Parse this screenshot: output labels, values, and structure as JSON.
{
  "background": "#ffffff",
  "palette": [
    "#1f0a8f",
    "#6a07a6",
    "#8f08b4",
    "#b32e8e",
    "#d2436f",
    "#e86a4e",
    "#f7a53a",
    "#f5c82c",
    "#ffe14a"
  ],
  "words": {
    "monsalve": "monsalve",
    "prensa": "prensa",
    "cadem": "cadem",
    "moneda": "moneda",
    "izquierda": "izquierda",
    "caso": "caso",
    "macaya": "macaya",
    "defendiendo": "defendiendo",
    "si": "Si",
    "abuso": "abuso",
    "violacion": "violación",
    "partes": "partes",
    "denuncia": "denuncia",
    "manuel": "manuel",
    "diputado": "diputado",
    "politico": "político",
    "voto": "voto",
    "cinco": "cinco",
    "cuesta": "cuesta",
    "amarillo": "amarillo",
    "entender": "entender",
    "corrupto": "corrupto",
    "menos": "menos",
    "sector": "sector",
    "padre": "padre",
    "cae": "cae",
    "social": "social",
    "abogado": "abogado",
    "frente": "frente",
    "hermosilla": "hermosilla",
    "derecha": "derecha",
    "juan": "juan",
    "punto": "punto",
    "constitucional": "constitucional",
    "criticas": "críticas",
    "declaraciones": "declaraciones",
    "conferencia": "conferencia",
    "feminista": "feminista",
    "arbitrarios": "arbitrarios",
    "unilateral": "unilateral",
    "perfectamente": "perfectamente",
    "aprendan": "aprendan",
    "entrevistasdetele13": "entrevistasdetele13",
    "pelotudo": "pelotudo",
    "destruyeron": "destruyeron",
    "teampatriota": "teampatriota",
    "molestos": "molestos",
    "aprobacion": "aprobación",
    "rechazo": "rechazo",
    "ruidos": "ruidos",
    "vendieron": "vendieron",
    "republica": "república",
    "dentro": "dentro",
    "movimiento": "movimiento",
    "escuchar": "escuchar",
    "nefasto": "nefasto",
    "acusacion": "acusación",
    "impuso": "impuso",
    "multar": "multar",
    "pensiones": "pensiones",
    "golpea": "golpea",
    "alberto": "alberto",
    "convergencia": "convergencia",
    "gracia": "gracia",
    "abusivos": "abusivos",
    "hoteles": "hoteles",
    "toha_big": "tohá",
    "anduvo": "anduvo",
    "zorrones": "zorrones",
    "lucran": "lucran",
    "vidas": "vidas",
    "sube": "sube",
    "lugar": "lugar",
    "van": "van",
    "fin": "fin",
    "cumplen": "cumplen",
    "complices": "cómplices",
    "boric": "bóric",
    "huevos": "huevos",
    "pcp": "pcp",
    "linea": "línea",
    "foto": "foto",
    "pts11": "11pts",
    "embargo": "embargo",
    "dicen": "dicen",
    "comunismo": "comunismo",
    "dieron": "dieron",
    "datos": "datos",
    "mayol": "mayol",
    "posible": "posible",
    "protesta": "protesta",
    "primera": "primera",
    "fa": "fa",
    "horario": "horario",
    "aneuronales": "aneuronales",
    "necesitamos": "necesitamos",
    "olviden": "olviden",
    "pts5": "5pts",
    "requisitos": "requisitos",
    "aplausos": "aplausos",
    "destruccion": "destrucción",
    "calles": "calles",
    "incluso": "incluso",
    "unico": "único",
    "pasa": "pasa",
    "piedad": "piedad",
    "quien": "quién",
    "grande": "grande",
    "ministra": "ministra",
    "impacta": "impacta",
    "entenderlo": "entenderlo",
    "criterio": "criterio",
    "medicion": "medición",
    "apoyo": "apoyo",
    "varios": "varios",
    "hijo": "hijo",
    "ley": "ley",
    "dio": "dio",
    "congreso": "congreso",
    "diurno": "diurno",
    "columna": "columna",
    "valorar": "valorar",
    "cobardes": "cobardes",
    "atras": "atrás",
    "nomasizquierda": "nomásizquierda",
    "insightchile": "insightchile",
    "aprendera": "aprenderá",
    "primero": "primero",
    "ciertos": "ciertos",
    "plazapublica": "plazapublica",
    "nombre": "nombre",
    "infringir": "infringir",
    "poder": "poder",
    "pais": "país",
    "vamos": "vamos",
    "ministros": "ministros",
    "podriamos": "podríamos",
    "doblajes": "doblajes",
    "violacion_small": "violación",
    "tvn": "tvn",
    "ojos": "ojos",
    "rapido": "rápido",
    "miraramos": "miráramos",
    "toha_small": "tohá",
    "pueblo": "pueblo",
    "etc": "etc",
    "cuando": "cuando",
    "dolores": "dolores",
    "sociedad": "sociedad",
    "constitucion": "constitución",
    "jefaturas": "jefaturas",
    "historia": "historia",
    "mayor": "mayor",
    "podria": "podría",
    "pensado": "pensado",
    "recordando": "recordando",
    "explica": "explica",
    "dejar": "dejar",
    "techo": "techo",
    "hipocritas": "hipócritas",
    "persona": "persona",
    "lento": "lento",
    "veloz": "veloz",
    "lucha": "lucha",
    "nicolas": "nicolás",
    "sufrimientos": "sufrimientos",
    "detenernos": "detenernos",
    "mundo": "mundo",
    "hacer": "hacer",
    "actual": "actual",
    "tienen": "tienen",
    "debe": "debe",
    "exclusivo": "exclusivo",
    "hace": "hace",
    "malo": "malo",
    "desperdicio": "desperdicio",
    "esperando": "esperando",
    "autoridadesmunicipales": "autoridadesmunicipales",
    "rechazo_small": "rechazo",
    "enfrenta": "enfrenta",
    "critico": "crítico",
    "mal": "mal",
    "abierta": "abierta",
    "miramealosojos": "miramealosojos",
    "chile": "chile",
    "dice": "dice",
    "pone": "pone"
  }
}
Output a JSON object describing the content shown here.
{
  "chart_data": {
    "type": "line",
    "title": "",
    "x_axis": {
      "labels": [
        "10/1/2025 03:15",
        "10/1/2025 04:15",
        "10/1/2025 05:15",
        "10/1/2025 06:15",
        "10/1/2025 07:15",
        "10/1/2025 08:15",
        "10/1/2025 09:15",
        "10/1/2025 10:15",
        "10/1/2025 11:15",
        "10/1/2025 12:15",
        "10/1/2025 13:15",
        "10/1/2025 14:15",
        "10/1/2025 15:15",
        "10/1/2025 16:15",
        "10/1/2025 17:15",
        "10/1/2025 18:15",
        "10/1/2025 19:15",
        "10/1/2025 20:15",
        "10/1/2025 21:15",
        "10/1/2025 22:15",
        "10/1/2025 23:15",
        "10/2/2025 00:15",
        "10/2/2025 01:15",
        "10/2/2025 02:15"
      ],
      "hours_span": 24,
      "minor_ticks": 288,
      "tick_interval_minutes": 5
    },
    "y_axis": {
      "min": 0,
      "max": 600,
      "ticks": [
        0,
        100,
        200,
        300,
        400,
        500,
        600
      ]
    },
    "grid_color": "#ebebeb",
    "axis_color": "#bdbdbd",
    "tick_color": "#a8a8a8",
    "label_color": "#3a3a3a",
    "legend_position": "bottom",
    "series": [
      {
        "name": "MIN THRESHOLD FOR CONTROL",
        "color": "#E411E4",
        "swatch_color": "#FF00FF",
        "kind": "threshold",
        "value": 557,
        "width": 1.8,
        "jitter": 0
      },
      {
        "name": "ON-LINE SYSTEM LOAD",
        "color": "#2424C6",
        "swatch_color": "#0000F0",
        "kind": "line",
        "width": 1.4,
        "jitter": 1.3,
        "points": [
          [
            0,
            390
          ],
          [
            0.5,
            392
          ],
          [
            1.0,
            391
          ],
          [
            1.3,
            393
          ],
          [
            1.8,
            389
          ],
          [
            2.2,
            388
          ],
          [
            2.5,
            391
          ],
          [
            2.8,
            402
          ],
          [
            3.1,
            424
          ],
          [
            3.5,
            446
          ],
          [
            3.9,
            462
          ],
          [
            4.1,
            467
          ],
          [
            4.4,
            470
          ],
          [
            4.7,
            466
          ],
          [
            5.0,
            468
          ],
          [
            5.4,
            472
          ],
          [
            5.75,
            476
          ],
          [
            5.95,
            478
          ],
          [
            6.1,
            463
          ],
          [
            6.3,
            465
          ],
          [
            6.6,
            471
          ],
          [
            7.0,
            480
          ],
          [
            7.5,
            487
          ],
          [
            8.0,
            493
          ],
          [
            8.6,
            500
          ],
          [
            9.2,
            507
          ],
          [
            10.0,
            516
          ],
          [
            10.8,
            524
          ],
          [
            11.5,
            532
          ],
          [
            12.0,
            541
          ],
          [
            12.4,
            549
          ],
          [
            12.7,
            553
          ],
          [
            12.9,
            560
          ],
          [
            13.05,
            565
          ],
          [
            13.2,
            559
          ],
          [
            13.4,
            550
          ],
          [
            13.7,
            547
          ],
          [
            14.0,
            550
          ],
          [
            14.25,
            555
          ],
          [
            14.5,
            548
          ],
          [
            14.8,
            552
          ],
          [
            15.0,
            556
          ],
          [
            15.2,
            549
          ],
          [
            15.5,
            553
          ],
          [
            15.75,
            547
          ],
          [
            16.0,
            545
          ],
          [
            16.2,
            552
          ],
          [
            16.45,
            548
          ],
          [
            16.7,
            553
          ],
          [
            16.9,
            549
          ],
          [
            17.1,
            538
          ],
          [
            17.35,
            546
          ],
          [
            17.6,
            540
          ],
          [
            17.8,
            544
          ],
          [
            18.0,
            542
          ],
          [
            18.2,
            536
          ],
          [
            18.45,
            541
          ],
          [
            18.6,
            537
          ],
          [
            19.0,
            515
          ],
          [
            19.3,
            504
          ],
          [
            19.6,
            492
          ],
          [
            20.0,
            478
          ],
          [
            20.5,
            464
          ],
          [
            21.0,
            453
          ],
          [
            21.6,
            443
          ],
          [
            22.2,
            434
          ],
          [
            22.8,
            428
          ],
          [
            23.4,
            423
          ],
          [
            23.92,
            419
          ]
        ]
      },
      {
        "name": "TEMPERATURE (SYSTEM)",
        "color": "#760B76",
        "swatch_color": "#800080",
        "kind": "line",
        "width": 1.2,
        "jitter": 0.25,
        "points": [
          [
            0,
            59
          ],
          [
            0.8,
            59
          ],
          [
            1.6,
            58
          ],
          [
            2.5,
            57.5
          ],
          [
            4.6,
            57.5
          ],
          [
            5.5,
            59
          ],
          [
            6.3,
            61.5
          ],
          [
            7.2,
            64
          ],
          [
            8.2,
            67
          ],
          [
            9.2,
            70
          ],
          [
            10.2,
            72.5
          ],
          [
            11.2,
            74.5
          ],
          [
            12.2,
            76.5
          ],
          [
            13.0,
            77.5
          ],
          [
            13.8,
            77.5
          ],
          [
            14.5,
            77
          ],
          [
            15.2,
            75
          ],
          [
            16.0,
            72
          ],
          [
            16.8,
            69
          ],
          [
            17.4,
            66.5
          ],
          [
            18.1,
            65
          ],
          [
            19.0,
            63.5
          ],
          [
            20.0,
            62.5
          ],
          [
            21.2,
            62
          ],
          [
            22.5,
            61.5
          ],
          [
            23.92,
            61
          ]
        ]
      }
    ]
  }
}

What the exercise asks — In the material above, how many lines hold the word "SYSTEM"? Say only the number.

Problem solution — 2